#### [WHAT NEEDS TO BE DONE]
In the stretch of material from its start through the line containing "heatmap-cell xyxy=(1116,274,1467,323)", please change "Localize" to "Locate" and return those lines with nothing else altered.

###

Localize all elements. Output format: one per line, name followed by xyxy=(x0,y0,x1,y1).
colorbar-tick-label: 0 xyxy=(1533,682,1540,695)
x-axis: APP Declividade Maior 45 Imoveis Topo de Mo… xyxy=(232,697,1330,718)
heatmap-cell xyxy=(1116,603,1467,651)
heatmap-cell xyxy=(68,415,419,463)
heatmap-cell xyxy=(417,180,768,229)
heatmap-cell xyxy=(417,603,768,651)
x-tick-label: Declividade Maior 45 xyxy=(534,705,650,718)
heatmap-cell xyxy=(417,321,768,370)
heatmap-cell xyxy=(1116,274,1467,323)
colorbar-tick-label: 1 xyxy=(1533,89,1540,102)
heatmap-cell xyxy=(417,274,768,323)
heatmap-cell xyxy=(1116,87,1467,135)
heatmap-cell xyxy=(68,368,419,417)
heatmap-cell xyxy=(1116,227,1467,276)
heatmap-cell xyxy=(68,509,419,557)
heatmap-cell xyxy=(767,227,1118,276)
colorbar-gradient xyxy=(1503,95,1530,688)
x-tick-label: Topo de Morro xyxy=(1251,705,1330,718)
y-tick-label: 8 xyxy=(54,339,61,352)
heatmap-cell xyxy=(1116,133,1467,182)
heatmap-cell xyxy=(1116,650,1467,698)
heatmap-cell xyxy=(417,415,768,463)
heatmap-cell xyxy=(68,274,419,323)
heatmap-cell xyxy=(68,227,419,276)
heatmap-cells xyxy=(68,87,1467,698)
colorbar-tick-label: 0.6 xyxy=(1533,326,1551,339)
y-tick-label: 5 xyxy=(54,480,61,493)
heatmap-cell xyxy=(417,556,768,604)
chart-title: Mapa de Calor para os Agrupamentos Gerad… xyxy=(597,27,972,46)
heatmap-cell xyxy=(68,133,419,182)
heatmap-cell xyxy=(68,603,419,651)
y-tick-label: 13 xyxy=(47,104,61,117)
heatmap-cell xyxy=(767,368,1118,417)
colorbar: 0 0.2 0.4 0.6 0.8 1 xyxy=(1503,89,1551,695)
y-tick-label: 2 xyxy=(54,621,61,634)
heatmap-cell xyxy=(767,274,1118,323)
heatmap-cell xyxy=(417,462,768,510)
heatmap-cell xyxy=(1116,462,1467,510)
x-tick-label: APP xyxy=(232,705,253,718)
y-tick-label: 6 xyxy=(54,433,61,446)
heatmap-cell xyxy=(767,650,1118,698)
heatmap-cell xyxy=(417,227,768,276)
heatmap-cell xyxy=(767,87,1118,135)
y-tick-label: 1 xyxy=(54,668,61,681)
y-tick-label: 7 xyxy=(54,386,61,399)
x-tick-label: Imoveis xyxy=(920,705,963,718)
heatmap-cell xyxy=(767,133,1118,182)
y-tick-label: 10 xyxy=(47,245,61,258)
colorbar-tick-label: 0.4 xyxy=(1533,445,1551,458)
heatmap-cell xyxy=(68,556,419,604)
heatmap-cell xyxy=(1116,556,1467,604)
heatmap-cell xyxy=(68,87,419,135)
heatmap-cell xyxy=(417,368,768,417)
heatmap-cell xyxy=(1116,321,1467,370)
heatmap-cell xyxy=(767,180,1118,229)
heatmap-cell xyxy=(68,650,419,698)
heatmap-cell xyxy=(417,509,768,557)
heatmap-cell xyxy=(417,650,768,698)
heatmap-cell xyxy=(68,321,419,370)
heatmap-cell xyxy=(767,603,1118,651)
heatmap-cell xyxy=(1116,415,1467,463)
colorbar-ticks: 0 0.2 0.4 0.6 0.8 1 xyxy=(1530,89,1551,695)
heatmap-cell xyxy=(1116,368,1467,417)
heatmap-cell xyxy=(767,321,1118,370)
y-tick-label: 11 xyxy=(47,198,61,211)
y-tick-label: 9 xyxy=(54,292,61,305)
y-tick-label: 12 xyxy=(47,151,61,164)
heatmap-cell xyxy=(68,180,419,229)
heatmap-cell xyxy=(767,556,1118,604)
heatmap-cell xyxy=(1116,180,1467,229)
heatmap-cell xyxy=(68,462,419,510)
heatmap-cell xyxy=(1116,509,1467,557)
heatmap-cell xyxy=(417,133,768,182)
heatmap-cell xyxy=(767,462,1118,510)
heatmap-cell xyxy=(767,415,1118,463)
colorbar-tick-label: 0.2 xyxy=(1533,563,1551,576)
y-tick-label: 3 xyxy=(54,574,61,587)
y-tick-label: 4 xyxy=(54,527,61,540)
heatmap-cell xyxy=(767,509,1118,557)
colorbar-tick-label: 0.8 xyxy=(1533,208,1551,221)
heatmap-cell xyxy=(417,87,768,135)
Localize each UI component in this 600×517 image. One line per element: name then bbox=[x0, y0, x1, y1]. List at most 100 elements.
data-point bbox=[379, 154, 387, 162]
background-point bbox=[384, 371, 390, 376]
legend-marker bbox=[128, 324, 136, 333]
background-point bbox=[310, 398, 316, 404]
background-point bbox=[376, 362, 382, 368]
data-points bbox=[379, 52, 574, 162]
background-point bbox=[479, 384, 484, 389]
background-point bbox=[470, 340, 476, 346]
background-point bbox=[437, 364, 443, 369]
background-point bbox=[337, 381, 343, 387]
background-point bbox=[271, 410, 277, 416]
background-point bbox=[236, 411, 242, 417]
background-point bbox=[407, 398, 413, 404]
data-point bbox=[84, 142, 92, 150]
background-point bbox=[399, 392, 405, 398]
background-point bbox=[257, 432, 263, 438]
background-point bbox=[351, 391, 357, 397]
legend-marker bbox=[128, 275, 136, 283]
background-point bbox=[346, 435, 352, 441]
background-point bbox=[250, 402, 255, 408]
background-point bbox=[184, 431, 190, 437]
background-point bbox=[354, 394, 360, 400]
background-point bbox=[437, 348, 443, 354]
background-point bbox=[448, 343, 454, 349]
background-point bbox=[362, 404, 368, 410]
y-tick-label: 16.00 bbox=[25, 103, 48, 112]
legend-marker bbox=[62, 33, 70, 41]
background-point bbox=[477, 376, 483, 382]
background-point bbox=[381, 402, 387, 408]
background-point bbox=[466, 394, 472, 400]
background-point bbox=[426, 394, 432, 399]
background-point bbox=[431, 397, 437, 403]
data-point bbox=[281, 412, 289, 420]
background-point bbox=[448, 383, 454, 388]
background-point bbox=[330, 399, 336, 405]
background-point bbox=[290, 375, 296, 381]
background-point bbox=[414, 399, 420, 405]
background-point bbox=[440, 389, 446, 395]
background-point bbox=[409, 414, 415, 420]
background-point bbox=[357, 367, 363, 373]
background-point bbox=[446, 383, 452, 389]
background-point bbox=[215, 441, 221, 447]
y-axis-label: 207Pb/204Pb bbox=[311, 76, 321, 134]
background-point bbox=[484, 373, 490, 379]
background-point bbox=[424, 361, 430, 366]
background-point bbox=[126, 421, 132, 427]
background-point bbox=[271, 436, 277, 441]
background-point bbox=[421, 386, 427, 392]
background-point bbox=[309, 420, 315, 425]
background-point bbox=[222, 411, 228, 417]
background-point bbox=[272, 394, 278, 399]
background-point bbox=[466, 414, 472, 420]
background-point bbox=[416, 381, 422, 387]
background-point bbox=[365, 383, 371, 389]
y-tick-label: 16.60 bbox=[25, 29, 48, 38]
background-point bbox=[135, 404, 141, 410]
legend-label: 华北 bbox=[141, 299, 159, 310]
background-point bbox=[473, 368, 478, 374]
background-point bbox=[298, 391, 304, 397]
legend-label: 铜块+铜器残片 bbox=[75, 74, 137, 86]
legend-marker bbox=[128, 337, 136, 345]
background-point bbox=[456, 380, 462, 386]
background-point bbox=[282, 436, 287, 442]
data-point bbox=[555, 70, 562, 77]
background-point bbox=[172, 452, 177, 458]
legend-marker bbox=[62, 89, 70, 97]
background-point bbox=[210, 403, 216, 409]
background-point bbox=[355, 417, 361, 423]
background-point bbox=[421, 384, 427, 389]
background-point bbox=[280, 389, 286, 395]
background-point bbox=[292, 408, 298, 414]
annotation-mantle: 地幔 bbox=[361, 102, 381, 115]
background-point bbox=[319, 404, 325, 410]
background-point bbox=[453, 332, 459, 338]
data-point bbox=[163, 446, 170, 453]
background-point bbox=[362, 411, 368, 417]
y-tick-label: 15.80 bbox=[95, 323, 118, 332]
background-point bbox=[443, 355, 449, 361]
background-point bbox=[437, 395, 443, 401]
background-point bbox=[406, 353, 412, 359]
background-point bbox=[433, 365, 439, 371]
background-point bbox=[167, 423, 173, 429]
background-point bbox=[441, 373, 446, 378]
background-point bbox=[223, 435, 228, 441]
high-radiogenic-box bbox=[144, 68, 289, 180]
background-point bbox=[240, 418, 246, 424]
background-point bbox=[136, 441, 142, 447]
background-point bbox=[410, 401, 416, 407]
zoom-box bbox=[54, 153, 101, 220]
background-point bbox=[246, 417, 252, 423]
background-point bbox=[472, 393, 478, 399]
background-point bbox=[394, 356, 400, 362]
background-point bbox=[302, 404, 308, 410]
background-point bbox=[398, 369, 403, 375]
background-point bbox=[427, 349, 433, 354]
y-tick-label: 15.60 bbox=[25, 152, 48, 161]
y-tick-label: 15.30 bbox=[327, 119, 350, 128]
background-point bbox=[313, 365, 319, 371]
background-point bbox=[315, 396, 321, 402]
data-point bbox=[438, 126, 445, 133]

###

#### [PROBLEM SOLUTION]
Locate all elements. Output format: one per line, name followed by xyxy=(x0,y0,x1,y1).
colorbar-tick-label: 0 xyxy=(1533,682,1540,695)
x-axis: APP Declividade Maior 45 Imoveis Topo de Mo… xyxy=(232,697,1330,718)
heatmap-cell xyxy=(1116,603,1467,651)
heatmap-cell xyxy=(68,415,419,463)
heatmap-cell xyxy=(417,180,768,229)
heatmap-cell xyxy=(417,603,768,651)
x-tick-label: Declividade Maior 45 xyxy=(534,705,650,718)
heatmap-cell xyxy=(417,321,768,370)
heatmap-cell xyxy=(1116,274,1467,323)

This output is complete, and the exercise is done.